** begin DATA IN THIS EXERCISE **

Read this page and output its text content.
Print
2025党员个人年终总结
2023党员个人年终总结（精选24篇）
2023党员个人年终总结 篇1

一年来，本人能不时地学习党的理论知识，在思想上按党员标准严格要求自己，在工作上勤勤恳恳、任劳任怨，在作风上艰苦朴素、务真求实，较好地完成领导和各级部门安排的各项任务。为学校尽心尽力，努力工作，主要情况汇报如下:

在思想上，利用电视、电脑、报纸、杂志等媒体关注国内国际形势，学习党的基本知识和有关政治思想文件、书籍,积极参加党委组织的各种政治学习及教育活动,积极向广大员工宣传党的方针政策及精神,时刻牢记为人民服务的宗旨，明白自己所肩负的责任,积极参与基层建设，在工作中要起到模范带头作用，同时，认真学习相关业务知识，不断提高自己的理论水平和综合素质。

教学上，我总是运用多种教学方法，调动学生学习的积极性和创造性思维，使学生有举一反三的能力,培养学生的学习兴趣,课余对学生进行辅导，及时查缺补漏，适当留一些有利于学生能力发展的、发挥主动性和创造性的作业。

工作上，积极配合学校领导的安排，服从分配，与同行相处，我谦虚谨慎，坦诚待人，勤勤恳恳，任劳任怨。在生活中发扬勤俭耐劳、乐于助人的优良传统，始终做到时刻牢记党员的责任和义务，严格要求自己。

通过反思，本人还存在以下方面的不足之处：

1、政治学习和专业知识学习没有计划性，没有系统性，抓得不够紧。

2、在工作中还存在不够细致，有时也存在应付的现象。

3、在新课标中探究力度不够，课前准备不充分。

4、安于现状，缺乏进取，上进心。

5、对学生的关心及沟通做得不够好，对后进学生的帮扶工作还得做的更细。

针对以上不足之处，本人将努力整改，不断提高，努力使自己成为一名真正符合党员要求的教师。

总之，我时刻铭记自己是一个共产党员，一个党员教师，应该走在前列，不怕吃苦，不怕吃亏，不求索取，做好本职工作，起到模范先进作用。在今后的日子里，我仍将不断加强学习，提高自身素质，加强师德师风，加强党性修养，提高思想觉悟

** end DATA IN THIS EXERCISE **
** begin DATA IN THIS EXERCISE **

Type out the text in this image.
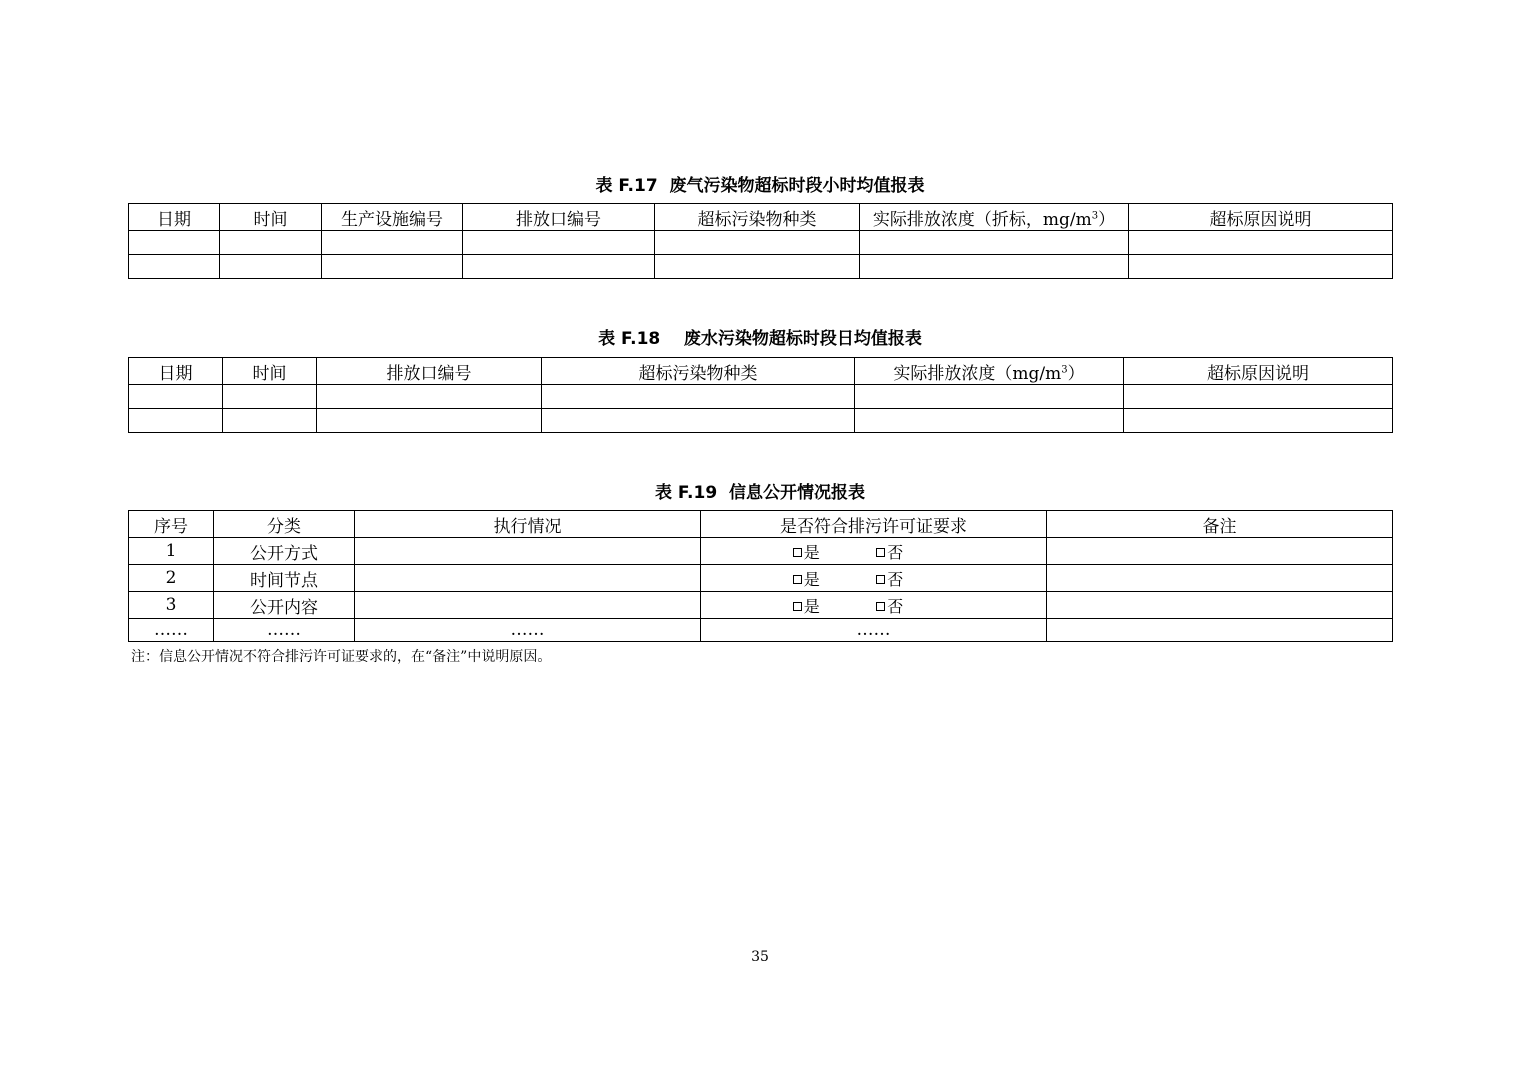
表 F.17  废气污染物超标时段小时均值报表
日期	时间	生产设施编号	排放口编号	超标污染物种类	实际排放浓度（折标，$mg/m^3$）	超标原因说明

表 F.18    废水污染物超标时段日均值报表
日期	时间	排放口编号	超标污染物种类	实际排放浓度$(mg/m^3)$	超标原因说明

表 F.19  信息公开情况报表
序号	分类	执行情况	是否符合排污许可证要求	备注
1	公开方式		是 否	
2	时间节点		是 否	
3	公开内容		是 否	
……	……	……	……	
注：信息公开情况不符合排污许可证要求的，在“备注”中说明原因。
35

** end DATA IN THIS EXERCISE **
** begin DATA IN THIS EXERCISE **

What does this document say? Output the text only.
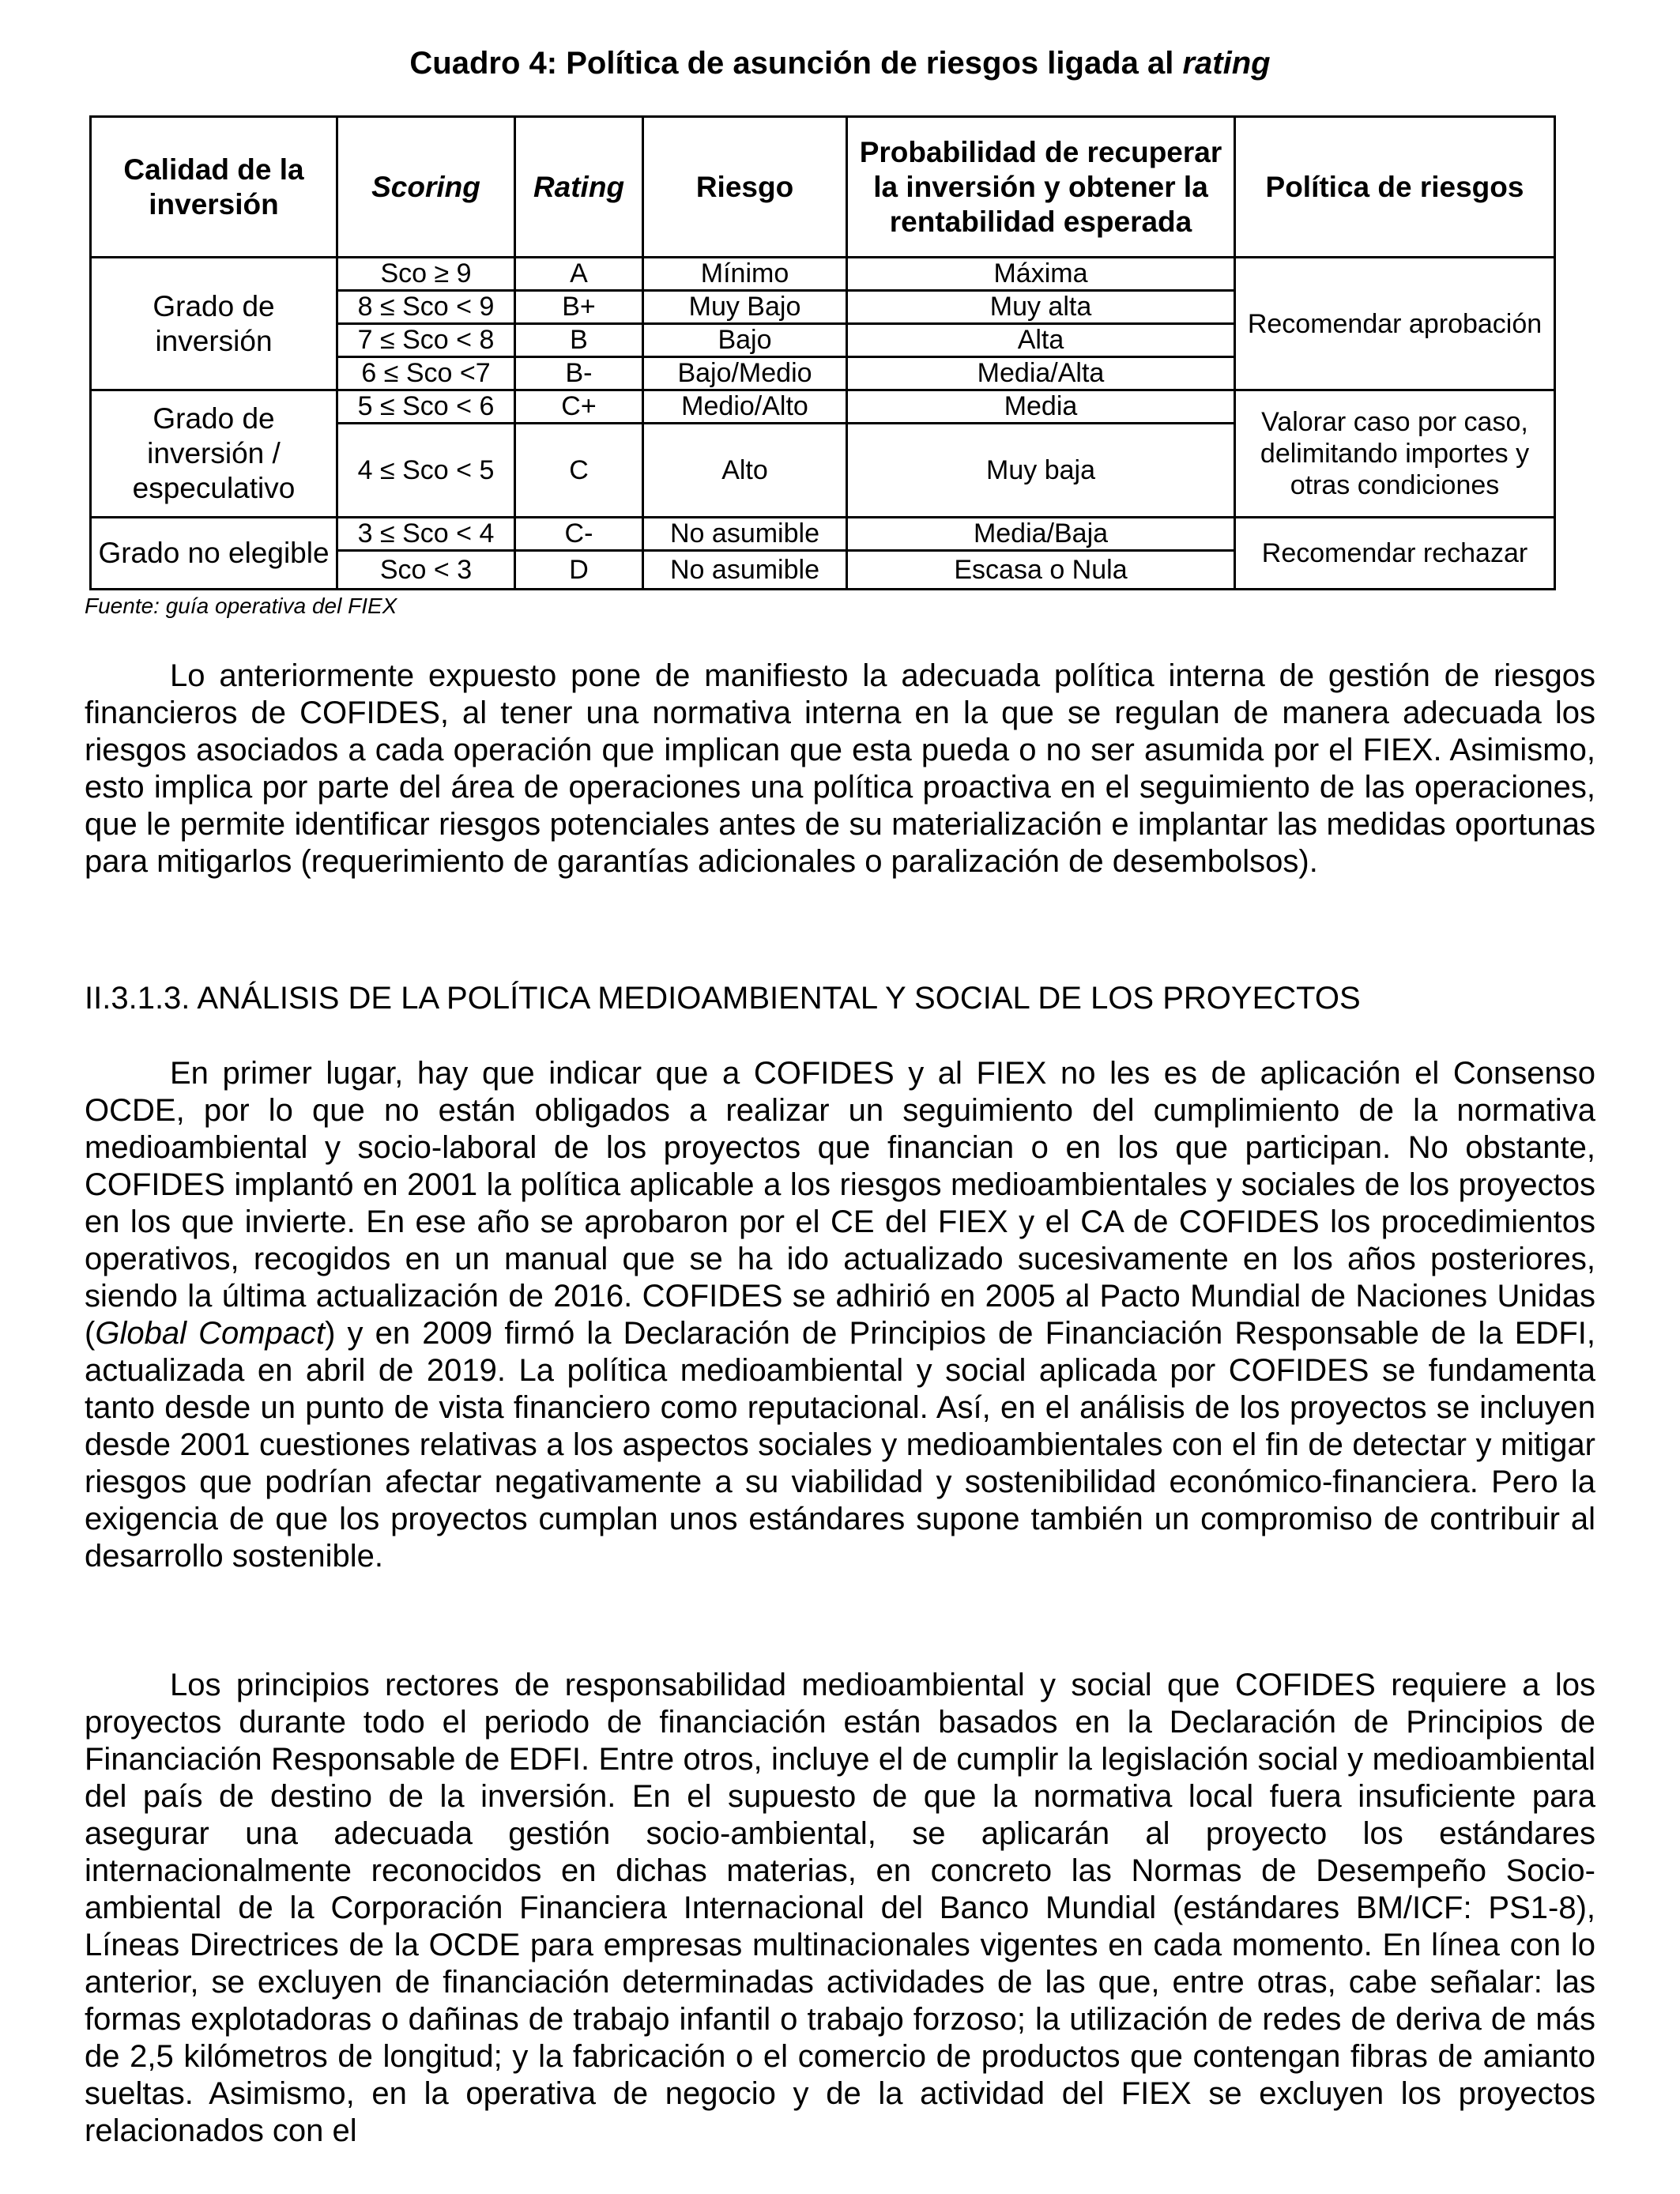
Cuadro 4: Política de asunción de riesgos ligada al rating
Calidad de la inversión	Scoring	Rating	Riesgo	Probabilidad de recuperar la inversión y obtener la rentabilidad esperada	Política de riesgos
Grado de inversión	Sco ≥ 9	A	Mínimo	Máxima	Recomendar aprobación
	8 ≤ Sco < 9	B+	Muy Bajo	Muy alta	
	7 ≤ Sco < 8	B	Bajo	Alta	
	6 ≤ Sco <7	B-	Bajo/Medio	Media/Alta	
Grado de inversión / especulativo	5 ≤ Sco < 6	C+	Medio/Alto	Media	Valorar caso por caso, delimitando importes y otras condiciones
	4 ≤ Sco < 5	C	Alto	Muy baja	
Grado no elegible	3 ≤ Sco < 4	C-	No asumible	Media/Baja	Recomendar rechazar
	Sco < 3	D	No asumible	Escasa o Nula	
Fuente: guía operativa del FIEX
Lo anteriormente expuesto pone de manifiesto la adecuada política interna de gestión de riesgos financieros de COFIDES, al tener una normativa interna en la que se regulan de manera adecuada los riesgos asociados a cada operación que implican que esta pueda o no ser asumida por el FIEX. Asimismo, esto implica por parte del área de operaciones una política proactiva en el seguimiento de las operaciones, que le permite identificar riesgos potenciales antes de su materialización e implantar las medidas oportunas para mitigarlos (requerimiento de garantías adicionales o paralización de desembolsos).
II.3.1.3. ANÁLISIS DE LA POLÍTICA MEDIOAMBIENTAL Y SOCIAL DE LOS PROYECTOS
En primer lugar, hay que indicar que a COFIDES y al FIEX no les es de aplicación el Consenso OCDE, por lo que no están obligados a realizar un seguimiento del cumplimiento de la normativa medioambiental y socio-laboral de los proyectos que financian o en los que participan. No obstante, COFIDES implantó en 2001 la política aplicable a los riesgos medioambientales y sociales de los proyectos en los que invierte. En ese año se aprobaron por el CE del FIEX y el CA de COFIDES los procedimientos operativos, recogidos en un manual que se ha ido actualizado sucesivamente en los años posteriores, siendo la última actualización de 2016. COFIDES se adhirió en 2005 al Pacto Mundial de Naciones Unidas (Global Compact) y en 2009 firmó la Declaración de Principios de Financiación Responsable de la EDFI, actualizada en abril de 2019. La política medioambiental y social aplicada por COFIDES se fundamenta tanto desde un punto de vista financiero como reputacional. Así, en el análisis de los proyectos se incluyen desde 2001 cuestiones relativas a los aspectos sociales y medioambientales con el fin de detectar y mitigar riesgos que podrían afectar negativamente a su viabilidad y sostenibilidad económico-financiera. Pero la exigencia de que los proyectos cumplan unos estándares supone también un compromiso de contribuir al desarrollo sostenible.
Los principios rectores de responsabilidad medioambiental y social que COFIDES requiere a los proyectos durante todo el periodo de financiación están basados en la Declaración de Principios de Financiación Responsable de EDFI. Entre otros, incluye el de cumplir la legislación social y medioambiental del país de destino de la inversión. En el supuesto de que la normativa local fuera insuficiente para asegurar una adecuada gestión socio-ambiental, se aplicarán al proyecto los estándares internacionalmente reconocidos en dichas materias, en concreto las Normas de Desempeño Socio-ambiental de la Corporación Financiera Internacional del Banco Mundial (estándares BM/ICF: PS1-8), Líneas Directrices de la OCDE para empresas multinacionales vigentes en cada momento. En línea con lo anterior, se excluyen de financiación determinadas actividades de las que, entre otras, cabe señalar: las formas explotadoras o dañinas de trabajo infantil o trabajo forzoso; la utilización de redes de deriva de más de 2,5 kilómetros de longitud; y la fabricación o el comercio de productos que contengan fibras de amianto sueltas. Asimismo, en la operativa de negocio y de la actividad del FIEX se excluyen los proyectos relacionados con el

** end DATA IN THIS EXERCISE **

— AIM —
Collect each line containing the string "Recomendar".

— SOLVED EXERCISE —
Grado de inversión	Sco ≥ 9	A	Mínimo	Máxima	Recomendar aprobación
Grado no elegible	3 ≤ Sco < 4	C-	No asumible	Media/Baja	Recomendar rechazar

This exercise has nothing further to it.